• [INPUT]

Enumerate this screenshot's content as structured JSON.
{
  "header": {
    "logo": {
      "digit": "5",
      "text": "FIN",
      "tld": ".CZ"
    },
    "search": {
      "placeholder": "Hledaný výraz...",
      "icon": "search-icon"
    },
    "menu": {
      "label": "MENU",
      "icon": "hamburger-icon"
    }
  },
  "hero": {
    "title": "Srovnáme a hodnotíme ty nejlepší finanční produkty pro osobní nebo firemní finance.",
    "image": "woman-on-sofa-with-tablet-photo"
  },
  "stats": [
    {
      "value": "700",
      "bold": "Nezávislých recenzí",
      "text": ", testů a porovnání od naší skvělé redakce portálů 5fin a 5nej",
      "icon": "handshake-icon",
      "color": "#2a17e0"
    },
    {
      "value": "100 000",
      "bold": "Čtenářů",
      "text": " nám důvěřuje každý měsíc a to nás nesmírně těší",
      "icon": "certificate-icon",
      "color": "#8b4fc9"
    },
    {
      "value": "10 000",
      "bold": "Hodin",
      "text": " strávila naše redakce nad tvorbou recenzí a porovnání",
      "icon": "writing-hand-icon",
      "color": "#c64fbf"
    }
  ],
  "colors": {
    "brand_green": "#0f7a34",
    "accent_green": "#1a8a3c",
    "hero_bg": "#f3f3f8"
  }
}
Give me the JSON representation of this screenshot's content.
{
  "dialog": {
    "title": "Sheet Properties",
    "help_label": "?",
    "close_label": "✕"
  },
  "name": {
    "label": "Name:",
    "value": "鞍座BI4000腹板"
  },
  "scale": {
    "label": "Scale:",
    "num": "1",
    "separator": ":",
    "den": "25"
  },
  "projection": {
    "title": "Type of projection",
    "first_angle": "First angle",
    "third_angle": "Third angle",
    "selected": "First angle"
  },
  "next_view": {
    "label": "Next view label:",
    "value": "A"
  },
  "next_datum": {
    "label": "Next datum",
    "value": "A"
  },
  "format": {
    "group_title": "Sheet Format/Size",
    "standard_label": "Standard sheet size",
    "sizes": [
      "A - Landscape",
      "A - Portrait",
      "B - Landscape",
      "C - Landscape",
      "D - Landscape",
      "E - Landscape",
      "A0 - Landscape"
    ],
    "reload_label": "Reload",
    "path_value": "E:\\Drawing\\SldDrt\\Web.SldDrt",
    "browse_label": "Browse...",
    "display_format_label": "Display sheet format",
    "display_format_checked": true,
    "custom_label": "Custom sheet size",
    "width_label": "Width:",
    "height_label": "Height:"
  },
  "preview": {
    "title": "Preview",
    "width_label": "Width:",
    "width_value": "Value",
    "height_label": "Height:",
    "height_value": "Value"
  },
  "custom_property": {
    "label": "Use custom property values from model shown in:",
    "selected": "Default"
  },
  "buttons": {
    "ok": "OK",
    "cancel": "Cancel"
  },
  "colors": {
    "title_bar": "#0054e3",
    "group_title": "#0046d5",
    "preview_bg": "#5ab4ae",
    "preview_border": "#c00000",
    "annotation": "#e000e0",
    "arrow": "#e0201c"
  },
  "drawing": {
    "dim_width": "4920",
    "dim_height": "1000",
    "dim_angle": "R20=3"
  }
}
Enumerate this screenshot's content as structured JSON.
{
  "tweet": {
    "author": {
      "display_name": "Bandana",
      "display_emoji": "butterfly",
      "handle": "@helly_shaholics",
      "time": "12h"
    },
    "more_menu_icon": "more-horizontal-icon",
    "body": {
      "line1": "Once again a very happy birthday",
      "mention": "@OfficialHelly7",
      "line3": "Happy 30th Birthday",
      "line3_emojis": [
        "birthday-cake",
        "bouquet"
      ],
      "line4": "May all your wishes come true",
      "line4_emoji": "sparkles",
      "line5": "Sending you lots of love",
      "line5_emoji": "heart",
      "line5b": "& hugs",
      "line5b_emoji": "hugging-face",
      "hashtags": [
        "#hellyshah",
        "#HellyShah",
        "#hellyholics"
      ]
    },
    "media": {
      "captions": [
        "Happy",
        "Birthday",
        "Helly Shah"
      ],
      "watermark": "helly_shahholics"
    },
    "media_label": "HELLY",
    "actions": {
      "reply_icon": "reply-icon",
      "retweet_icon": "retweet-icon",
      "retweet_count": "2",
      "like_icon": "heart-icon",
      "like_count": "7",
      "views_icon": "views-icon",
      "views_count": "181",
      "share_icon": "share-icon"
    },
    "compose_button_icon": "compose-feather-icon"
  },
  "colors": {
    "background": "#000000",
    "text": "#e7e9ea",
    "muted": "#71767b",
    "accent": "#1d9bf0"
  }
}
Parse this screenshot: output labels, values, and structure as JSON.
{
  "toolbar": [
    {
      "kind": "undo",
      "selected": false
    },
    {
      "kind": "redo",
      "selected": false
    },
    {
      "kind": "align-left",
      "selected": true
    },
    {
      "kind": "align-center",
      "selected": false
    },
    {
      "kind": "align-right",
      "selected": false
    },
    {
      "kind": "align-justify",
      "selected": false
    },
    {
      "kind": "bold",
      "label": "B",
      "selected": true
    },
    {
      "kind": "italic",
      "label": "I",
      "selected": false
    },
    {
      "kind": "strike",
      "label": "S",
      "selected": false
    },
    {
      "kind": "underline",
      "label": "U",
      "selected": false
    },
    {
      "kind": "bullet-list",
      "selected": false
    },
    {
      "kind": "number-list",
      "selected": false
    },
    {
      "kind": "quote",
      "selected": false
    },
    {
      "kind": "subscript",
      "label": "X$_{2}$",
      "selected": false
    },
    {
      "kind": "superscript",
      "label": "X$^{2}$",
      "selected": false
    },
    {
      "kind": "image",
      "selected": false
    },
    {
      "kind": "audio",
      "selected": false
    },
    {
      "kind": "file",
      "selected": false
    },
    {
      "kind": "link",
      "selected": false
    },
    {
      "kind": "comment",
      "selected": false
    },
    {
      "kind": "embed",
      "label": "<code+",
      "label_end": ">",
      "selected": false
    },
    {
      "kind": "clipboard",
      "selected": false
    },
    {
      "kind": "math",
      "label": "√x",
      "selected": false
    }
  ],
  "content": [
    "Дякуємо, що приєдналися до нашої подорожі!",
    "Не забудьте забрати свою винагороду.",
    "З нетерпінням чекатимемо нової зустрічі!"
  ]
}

• [EXERCISE DESCRIPTION] Take every line from the data above that holds "text" and copy it out.

• [EXERCISE OUTPUT]
      "text": "FIN",
      "text": ", testů a porovnání od naší skvělé redakce portálů 5fin a 5nej",
      "text": " nám důvěřuje každý měsíc a to nás nesmírně těší",
      "text": " strávila naše redakce nad tvorbou recenzí a porovnání",
    "text": "#e7e9ea",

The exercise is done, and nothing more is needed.